TASK DETAILS: Copy all lines of the listing that include the string "nlights".

--------

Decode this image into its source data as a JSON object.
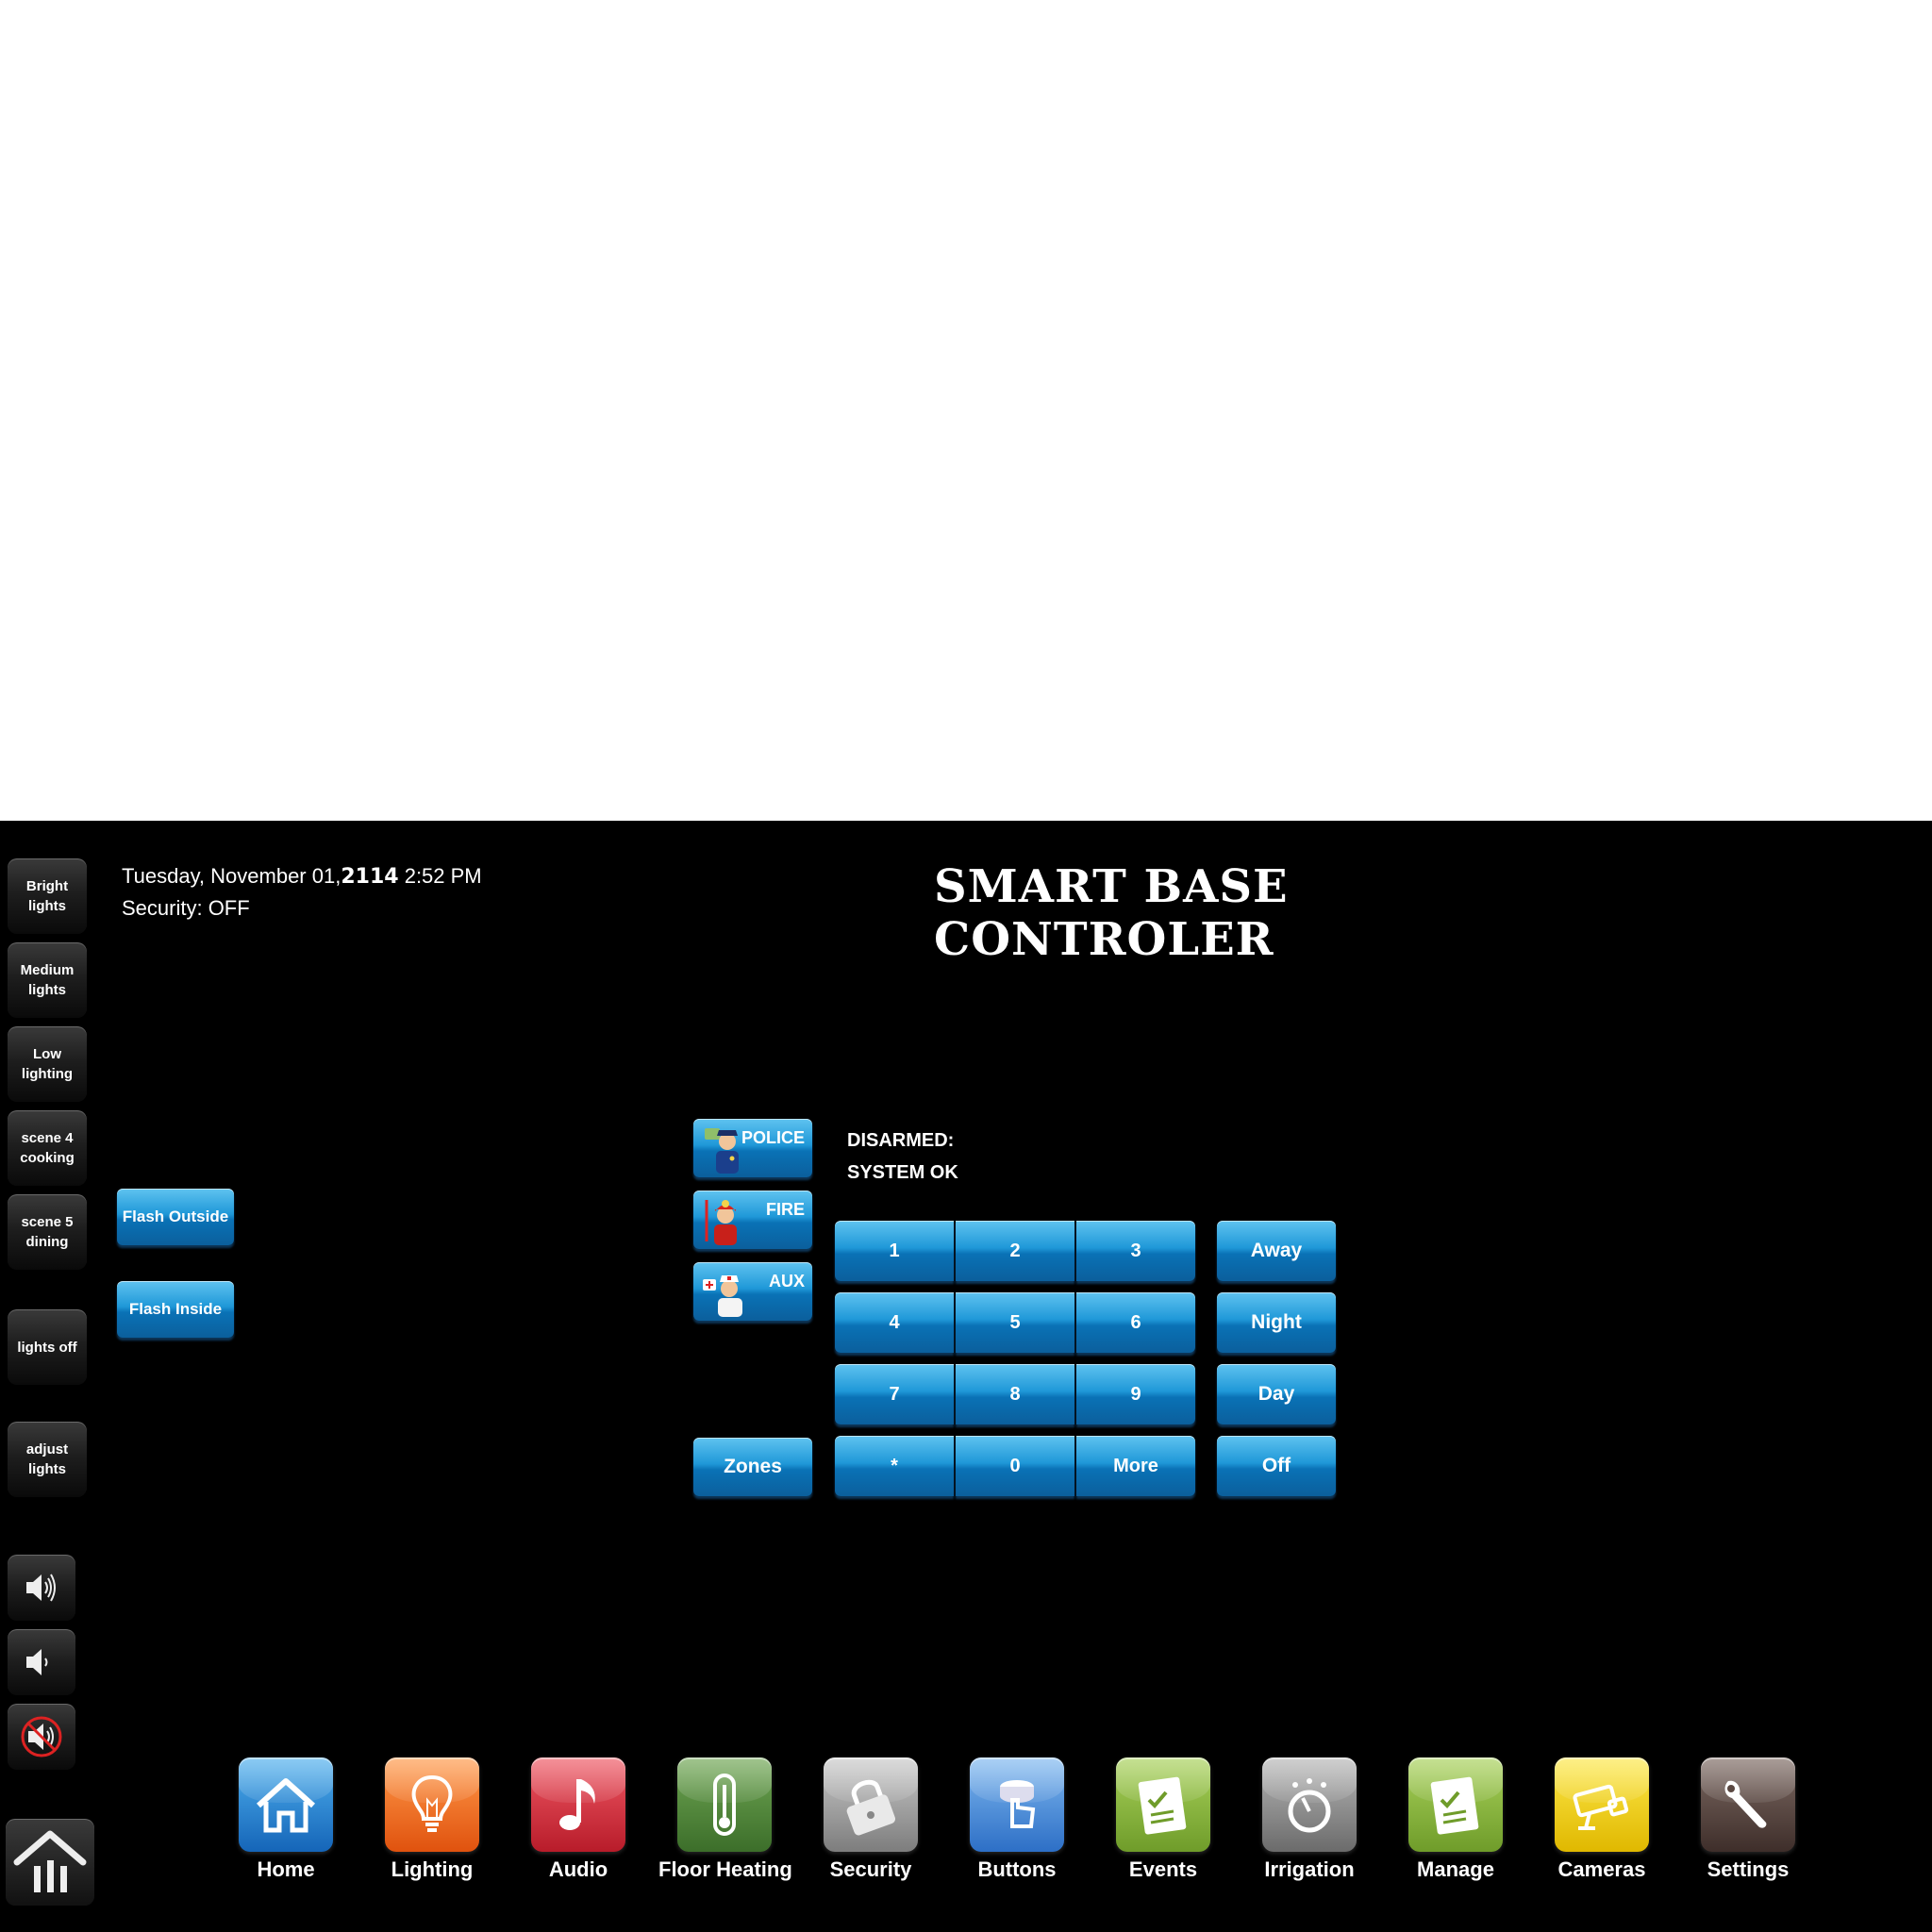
{
  "header": {
    "date_prefix": "Tuesday, November 01,",
    "year": "2114",
    "time": "2:52 PM",
    "security_status": "Security: OFF",
    "title": "SMART BASE CONTROLER"
  },
  "scenes": [
    {
      "label": "Bright\nlights"
    },
    {
      "label": "Medium\nlights"
    },
    {
      "label": "Low\nlighting"
    },
    {
      "label": "scene 4\ncooking"
    },
    {
      "label": "scene 5\ndining"
    },
    {
      "label": "lights off"
    },
    {
      "label": "adjust\nlights"
    }
  ],
  "volume": {
    "up_icon": "volume-up-icon",
    "down_icon": "volume-down-icon",
    "mute_icon": "volume-mute-icon"
  },
  "flash": {
    "outside": "Flash Outside",
    "inside": "Flash Inside"
  },
  "emergency": {
    "police": "POLICE",
    "fire": "FIRE",
    "aux": "AUX",
    "zones": "Zones"
  },
  "alarm_status": {
    "line1": "DISARMED:",
    "line2": "SYSTEM OK"
  },
  "keypad": {
    "rows": [
      [
        "1",
        "2",
        "3"
      ],
      [
        "4",
        "5",
        "6"
      ],
      [
        "7",
        "8",
        "9"
      ],
      [
        "*",
        "0",
        "More"
      ]
    ]
  },
  "arm_modes": [
    "Away",
    "Night",
    "Day",
    "Off"
  ],
  "nav": [
    {
      "label": "Home",
      "icon": "home-icon",
      "color": "#1e88d6"
    },
    {
      "label": "Lighting",
      "icon": "lightbulb-icon",
      "color": "#f26a1b"
    },
    {
      "label": "Audio",
      "icon": "music-note-icon",
      "color": "#d42a36"
    },
    {
      "label": "Floor Heating",
      "icon": "thermometer-icon",
      "color": "#4f8a3a"
    },
    {
      "label": "Security",
      "icon": "padlock-icon",
      "color": "#9a9a9a"
    },
    {
      "label": "Buttons",
      "icon": "button-press-icon",
      "color": "#3f86d8"
    },
    {
      "label": "Events",
      "icon": "checklist-icon",
      "color": "#8dbb3a"
    },
    {
      "label": "Irrigation",
      "icon": "sprinkler-icon",
      "color": "#8e8e8e"
    },
    {
      "label": "Manage",
      "icon": "checklist-icon",
      "color": "#8dbb3a"
    },
    {
      "label": "Cameras",
      "icon": "camera-icon",
      "color": "#f5d20a"
    },
    {
      "label": "Settings",
      "icon": "wrench-icon",
      "color": "#5e4a44"
    }
  ]
}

--------

TASK RESPONSE:
      "label": "Bright\nlights"
      "label": "Medium\nlights"
      "label": "adjust\nlights"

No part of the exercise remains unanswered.